- **Stored rows**:

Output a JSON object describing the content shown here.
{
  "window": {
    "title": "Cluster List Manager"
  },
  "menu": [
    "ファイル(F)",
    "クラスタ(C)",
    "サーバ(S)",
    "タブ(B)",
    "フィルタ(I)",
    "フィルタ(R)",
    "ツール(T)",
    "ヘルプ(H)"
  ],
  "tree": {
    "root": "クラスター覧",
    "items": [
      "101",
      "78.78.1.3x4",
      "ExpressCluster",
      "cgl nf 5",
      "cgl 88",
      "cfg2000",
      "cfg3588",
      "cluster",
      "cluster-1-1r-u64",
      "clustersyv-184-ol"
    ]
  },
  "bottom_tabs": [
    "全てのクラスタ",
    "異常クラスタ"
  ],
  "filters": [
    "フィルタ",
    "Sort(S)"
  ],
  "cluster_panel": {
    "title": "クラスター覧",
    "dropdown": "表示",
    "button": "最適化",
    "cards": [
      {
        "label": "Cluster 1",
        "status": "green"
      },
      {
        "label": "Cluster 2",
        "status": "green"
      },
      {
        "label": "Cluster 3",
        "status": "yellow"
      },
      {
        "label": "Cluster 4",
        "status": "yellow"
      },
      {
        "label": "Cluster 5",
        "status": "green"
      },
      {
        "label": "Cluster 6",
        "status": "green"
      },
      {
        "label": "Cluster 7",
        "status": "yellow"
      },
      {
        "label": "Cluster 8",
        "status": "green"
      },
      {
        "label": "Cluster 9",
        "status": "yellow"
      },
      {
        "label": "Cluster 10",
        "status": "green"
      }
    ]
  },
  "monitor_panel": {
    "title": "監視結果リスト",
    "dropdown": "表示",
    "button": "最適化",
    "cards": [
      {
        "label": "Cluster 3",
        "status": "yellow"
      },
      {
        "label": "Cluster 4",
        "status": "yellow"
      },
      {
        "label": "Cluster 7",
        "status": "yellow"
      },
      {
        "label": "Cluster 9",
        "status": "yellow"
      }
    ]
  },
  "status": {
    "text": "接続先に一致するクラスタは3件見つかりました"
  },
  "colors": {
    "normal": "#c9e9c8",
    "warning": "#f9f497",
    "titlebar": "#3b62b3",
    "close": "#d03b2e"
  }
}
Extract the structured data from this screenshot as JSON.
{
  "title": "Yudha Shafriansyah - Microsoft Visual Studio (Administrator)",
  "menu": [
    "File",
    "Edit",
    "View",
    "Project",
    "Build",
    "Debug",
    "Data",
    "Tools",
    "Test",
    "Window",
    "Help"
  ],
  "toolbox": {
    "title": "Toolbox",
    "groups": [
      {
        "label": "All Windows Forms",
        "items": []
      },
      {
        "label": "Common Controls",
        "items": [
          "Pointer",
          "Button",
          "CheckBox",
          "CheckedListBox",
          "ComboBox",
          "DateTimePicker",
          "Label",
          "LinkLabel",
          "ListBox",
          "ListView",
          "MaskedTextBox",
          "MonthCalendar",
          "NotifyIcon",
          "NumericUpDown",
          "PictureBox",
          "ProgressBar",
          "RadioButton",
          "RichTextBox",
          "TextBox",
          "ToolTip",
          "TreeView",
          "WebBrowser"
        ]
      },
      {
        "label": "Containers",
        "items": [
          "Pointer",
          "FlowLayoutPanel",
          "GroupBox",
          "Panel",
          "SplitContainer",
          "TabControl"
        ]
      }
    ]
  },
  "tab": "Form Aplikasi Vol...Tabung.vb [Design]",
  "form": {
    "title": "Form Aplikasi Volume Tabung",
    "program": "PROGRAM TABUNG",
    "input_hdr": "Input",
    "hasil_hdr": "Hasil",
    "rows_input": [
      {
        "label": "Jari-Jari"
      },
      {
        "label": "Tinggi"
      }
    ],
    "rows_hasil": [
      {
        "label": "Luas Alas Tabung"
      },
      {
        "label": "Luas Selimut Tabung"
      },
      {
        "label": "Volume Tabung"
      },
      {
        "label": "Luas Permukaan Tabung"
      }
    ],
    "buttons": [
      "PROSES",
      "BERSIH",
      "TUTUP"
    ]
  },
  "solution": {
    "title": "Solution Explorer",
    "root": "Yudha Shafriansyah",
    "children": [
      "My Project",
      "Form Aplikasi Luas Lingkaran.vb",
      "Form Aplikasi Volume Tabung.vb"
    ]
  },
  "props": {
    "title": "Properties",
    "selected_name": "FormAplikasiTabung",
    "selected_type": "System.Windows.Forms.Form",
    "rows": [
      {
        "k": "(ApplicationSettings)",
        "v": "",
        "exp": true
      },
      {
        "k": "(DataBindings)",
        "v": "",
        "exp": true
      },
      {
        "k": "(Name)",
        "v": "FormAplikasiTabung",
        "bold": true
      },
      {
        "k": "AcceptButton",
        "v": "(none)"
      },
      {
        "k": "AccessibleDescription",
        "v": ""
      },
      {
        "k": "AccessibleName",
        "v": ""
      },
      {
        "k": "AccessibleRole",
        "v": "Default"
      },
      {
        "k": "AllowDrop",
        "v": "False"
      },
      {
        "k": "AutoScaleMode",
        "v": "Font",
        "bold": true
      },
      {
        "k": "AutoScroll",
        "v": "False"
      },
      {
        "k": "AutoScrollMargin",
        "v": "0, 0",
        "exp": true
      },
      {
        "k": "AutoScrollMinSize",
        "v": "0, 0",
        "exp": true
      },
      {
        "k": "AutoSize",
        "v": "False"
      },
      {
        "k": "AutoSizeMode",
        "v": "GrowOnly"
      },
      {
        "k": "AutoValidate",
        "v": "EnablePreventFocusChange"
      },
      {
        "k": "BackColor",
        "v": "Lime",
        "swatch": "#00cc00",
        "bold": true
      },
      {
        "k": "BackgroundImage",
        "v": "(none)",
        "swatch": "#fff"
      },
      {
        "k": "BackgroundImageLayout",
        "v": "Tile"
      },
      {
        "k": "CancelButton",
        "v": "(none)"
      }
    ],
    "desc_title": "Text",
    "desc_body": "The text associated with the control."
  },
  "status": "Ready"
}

- **Description of the task**: Please reproduce each record precisely as written.

- **Worked answer**:
Output a JSON object describing the content shown here.
{
  "window": {
    "title": "Cluster List Manager"
  },
  "menu": [
    "ファイル(F)",
    "クラスタ(C)",
    "サーバ(S)",
    "タブ(B)",
    "フィルタ(I)",
    "フィルタ(R)",
    "ツール(T)",
    "ヘルプ(H)"
  ],
  "tree": {
    "root": "クラスター覧",
    "items": [
      "101",
      "78.78.1.3x4",
      "ExpressCluster",
      "cgl nf 5",
      "cgl 88",
      "cfg2000",
      "cfg3588",
      "cluster",
      "cluster-1-1r-u64",
      "clustersyv-184-ol"
    ]
  },
  "bottom_tabs": [
    "全てのクラスタ",
    "異常クラスタ"
  ],
  "filters": [
    "フィルタ",
    "Sort(S)"
  ],
  "cluster_panel": {
    "title": "クラスター覧",
    "dropdown": "表示",
    "button": "最適化",
    "cards": [
      {
        "label": "Cluster 1",
        "status": "green"
      },
      {
        "label": "Cluster 2",
        "status": "green"
      },
      {
        "label": "Cluster 3",
        "status": "yellow"
      },
      {
        "label": "Cluster 4",
        "status": "yellow"
      },
      {
        "label": "Cluster 5",
        "status": "green"
      },
      {
        "label": "Cluster 6",
        "status": "green"
      },
      {
        "label": "Cluster 7",
        "status": "yellow"
      },
      {
        "label": "Cluster 8",
        "status": "green"
      },
      {
        "label": "Cluster 9",
        "status": "yellow"
      },
      {
        "label": "Cluster 10",
        "status": "green"
      }
    ]
  },
  "monitor_panel": {
    "title": "監視結果リスト",
    "dropdown": "表示",
    "button": "最適化",
    "cards": [
      {
        "label": "Cluster 3",
        "status": "yellow"
      },
      {
        "label": "Cluster 4",
        "status": "yellow"
      },
      {
        "label": "Cluster 7",
        "status": "yellow"
      },
      {
        "label": "Cluster 9",
        "status": "yellow"
      }
    ]
  },
  "status": {
    "text": "接続先に一致するクラスタは3件見つかりました"
  },
  "colors": {
    "normal": "#c9e9c8",
    "warning": "#f9f497",
    "titlebar": "#3b62b3",
    "close": "#d03b2e"
  }
}
Extract the structured data from this screenshot as JSON.
{
  "title": "Yudha Shafriansyah - Microsoft Visual Studio (Administrator)",
  "menu": [
    "File",
    "Edit",
    "View",
    "Project",
    "Build",
    "Debug",
    "Data",
    "Tools",
    "Test",
    "Window",
    "Help"
  ],
  "toolbox": {
    "title": "Toolbox",
    "groups": [
      {
        "label": "All Windows Forms",
        "items": []
      },
      {
        "label": "Common Controls",
        "items": [
          "Pointer",
          "Button",
          "CheckBox",
          "CheckedListBox",
          "ComboBox",
          "DateTimePicker",
          "Label",
          "LinkLabel",
          "ListBox",
          "ListView",
          "MaskedTextBox",
          "MonthCalendar",
          "NotifyIcon",
          "NumericUpDown",
          "PictureBox",
          "ProgressBar",
          "RadioButton",
          "RichTextBox",
          "TextBox",
          "ToolTip",
          "TreeView",
          "WebBrowser"
        ]
      },
      {
        "label": "Containers",
        "items": [
          "Pointer",
          "FlowLayoutPanel",
          "GroupBox",
          "Panel",
          "SplitContainer",
          "TabControl"
        ]
      }
    ]
  },
  "tab": "Form Aplikasi Vol...Tabung.vb [Design]",
  "form": {
    "title": "Form Aplikasi Volume Tabung",
    "program": "PROGRAM TABUNG",
    "input_hdr": "Input",
    "hasil_hdr": "Hasil",
    "rows_input": [
      {
        "label": "Jari-Jari"
      },
      {
        "label": "Tinggi"
      }
    ],
    "rows_hasil": [
      {
        "label": "Luas Alas Tabung"
      },
      {
        "label": "Luas Selimut Tabung"
      },
      {
        "label": "Volume Tabung"
      },
      {
        "label": "Luas Permukaan Tabung"
      }
    ],
    "buttons": [
      "PROSES",
      "BERSIH",
      "TUTUP"
    ]
  },
  "solution": {
    "title": "Solution Explorer",
    "root": "Yudha Shafriansyah",
    "children": [
      "My Project",
      "Form Aplikasi Luas Lingkaran.vb",
      "Form Aplikasi Volume Tabung.vb"
    ]
  },
  "props": {
    "title": "Properties",
    "selected_name": "FormAplikasiTabung",
    "selected_type": "System.Windows.Forms.Form",
    "rows": [
      {
        "k": "(ApplicationSettings)",
        "v": "",
        "exp": true
      },
      {
        "k": "(DataBindings)",
        "v": "",
        "exp": true
      },
      {
        "k": "(Name)",
        "v": "FormAplikasiTabung",
        "bold": true
      },
      {
        "k": "AcceptButton",
        "v": "(none)"
      },
      {
        "k": "AccessibleDescription",
        "v": ""
      },
      {
        "k": "AccessibleName",
        "v": ""
      },
      {
        "k": "AccessibleRole",
        "v": "Default"
      },
      {
        "k": "AllowDrop",
        "v": "False"
      },
      {
        "k": "AutoScaleMode",
        "v": "Font",
        "bold": true
      },
      {
        "k": "AutoScroll",
        "v": "False"
      },
      {
        "k": "AutoScrollMargin",
        "v": "0, 0",
        "exp": true
      },
      {
        "k": "AutoScrollMinSize",
        "v": "0, 0",
        "exp": true
      },
      {
        "k": "AutoSize",
        "v": "False"
      },
      {
        "k": "AutoSizeMode",
        "v": "GrowOnly"
      },
      {
        "k": "AutoValidate",
        "v": "EnablePreventFocusChange"
      },
      {
        "k": "BackColor",
        "v": "Lime",
        "swatch": "#00cc00",
        "bold": true
      },
      {
        "k": "BackgroundImage",
        "v": "(none)",
        "swatch": "#fff"
      },
      {
        "k": "BackgroundImageLayout",
        "v": "Tile"
      },
      {
        "k": "CancelButton",
        "v": "(none)"
      }
    ],
    "desc_title": "Text",
    "desc_body": "The text associated with the control."
  },
  "status": "Ready"
}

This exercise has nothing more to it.